[START Records supplied]

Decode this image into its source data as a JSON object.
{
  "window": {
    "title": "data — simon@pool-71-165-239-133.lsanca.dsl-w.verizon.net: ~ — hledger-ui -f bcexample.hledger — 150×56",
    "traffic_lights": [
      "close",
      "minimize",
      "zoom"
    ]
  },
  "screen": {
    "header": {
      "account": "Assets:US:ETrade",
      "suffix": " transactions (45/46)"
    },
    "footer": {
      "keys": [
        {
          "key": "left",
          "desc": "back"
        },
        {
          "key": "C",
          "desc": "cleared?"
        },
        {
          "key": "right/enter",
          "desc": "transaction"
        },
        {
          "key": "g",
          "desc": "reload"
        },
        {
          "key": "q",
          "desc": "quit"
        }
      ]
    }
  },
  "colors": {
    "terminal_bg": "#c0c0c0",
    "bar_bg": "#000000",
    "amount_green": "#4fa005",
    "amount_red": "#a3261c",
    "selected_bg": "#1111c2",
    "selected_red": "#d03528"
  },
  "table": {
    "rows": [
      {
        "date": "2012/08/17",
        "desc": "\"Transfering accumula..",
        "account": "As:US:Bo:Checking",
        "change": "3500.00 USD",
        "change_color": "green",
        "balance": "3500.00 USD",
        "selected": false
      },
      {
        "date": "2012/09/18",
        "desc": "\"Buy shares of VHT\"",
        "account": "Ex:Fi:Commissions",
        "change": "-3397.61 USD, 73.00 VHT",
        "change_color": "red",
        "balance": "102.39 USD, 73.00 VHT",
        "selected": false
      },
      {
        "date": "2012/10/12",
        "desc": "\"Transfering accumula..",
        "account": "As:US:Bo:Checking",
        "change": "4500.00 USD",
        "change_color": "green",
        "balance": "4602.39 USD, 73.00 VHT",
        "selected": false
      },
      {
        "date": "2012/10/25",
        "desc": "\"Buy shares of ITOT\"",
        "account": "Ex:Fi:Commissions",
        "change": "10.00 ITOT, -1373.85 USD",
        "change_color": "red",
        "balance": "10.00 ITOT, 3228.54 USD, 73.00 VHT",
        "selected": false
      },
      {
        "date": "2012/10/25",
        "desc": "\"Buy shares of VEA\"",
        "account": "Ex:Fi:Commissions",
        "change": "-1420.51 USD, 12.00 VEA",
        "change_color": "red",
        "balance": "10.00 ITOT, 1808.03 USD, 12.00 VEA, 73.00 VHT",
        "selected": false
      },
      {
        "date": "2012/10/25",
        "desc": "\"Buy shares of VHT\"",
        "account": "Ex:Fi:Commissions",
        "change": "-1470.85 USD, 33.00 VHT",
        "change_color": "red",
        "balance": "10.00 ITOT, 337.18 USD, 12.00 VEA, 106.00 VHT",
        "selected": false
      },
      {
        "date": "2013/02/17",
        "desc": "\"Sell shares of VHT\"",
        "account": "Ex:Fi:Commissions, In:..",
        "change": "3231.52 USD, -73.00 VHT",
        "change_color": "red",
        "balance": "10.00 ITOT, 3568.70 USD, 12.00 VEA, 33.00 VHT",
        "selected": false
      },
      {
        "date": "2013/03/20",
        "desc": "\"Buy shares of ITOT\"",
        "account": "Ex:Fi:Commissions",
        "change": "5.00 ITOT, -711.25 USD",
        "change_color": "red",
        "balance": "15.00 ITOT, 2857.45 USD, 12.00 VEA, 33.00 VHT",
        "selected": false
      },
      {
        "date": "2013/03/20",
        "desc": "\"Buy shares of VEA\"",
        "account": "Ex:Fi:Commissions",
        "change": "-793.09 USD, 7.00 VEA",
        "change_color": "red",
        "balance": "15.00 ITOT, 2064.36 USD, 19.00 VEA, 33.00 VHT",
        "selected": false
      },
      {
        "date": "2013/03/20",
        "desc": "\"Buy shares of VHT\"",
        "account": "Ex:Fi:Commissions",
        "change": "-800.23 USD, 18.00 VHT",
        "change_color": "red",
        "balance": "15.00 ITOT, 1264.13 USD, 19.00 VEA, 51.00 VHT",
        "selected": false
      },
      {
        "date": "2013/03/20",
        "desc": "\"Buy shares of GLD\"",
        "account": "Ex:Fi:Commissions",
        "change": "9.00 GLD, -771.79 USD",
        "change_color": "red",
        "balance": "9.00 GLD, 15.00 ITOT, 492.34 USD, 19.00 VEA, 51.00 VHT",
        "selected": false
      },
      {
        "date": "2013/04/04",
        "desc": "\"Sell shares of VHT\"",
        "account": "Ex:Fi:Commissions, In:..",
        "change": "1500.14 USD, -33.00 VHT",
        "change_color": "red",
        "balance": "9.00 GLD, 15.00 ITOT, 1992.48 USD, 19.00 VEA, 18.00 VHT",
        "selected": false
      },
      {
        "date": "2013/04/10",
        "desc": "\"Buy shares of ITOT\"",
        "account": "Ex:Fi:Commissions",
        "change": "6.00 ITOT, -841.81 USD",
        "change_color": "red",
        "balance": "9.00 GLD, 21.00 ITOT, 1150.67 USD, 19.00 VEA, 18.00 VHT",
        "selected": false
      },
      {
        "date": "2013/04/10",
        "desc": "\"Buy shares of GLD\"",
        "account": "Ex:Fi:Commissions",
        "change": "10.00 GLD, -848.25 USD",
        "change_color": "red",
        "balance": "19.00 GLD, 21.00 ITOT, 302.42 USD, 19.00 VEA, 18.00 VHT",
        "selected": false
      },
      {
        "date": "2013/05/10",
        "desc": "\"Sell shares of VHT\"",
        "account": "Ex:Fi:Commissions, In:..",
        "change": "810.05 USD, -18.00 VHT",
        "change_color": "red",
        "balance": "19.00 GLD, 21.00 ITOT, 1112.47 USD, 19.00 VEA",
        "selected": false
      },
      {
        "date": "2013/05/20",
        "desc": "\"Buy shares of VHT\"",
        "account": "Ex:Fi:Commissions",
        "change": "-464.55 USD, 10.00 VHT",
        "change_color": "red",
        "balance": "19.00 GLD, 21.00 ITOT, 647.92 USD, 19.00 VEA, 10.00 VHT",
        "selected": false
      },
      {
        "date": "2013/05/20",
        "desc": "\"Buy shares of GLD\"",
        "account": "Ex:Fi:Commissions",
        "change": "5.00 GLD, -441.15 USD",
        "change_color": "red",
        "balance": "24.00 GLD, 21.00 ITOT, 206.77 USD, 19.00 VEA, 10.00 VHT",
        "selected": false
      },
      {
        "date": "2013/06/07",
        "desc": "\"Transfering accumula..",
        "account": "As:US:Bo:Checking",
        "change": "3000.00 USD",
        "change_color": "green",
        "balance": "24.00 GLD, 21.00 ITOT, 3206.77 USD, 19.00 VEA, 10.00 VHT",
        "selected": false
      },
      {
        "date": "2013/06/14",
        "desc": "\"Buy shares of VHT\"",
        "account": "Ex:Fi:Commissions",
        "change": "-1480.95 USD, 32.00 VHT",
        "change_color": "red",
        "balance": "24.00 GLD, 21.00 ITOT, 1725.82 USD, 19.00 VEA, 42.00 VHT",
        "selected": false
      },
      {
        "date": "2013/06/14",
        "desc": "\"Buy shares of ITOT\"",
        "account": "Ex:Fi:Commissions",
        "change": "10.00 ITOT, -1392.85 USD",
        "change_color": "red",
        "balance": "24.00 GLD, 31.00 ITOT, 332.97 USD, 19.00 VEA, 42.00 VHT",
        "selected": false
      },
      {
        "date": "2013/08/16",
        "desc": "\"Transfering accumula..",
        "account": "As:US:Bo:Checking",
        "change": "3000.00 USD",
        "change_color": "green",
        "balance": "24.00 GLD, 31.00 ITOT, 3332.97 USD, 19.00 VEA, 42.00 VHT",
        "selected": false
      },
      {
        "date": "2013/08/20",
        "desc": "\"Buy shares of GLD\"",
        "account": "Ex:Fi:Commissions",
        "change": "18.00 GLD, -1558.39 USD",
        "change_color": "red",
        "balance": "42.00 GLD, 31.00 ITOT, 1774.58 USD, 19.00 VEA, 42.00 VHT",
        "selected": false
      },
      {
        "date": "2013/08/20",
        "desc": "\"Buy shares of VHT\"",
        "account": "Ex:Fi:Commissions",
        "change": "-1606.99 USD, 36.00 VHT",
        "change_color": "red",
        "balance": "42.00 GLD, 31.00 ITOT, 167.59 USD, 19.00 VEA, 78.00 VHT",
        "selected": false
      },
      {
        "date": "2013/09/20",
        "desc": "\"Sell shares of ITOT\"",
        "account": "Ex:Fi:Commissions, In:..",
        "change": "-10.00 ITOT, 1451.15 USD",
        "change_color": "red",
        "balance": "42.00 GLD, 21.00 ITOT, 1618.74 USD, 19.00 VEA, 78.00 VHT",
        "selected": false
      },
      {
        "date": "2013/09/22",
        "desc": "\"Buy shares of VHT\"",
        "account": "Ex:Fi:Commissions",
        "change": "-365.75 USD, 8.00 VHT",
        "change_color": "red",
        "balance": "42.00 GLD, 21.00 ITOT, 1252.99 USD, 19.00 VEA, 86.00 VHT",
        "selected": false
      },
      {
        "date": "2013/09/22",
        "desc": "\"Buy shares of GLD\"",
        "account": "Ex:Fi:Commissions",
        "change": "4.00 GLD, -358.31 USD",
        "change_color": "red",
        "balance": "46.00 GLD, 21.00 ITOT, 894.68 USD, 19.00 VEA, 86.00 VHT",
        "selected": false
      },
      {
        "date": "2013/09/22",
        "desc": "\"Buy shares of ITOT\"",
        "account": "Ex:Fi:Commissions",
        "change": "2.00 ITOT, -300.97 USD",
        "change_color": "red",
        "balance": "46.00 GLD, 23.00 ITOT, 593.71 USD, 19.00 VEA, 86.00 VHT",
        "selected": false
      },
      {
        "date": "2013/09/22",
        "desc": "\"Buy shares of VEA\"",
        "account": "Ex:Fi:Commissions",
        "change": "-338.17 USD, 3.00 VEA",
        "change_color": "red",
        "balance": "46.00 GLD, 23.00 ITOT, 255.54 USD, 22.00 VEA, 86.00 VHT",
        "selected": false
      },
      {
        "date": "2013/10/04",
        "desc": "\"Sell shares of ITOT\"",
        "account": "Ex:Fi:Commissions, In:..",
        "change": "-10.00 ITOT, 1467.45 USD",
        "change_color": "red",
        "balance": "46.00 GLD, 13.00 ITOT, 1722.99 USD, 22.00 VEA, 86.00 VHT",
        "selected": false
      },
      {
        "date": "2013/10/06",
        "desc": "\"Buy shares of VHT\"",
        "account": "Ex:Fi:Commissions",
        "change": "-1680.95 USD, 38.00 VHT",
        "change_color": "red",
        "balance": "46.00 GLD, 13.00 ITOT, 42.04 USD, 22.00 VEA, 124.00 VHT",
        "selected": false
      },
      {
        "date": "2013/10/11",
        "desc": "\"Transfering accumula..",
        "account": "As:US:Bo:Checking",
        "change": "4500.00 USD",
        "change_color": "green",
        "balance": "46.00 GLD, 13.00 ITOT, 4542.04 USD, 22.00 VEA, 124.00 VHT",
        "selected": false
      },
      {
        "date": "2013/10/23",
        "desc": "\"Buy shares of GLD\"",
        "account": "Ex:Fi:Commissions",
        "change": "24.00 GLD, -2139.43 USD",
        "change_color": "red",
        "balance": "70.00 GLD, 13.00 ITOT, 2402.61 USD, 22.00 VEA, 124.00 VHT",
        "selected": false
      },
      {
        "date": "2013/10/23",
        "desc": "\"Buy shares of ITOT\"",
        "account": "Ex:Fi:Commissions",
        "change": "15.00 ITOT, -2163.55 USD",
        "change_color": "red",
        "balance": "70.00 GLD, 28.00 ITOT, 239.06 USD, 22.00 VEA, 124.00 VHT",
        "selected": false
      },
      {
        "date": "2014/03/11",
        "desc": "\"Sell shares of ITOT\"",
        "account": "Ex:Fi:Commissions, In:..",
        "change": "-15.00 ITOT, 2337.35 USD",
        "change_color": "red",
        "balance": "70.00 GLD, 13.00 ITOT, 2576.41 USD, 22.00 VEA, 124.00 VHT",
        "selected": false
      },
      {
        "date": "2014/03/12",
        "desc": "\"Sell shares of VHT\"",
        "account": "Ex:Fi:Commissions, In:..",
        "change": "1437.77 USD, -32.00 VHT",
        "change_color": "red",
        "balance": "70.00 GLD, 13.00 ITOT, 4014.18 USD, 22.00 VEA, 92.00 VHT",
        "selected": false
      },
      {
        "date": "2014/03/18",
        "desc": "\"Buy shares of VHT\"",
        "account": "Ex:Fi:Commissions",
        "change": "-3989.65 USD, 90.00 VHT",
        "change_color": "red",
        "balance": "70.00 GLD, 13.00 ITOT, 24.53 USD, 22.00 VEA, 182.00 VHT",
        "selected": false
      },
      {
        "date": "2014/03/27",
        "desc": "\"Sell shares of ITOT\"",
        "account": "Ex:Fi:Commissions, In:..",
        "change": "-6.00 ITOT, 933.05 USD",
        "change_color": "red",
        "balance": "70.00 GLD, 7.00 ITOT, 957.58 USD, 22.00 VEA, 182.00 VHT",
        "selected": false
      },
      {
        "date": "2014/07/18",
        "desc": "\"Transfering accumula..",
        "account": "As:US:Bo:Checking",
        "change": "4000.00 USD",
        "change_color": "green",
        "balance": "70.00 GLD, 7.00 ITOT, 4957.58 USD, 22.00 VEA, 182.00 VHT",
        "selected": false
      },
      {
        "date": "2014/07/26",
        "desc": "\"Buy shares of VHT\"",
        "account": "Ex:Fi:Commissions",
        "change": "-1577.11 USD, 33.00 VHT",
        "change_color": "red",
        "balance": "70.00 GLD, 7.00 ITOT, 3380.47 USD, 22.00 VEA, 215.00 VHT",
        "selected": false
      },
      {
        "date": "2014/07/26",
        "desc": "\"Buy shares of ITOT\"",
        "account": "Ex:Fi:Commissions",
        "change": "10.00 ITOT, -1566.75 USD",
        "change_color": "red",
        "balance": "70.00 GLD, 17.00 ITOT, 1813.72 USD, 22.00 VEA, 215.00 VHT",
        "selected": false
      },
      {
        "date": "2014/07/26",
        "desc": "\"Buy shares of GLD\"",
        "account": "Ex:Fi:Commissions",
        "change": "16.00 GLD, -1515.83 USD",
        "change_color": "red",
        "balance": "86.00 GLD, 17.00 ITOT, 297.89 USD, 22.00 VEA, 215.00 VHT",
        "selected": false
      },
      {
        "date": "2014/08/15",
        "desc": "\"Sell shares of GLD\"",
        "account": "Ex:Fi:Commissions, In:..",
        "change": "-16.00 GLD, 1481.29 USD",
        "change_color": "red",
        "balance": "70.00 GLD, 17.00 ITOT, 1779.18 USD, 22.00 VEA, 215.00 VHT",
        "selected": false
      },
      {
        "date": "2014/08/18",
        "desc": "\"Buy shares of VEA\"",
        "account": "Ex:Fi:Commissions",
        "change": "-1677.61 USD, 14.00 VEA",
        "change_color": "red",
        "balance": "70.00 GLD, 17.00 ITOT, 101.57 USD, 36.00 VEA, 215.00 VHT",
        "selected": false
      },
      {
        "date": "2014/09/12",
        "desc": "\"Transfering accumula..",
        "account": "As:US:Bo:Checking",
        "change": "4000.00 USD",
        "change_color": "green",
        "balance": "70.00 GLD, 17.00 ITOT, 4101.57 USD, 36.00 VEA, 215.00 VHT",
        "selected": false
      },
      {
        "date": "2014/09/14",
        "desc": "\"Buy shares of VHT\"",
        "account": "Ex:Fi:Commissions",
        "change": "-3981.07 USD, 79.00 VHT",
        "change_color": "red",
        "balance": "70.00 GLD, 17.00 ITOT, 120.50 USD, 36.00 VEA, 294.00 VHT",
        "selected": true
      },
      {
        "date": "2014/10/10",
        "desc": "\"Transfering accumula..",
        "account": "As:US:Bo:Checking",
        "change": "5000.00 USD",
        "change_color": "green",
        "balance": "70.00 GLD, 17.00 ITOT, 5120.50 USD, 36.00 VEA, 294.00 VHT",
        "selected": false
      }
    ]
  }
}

[END Records supplied]

**Prompt:** From the listing above, find the number of lines with the word "data" in them. Answer with the number only.

**Task response:** 2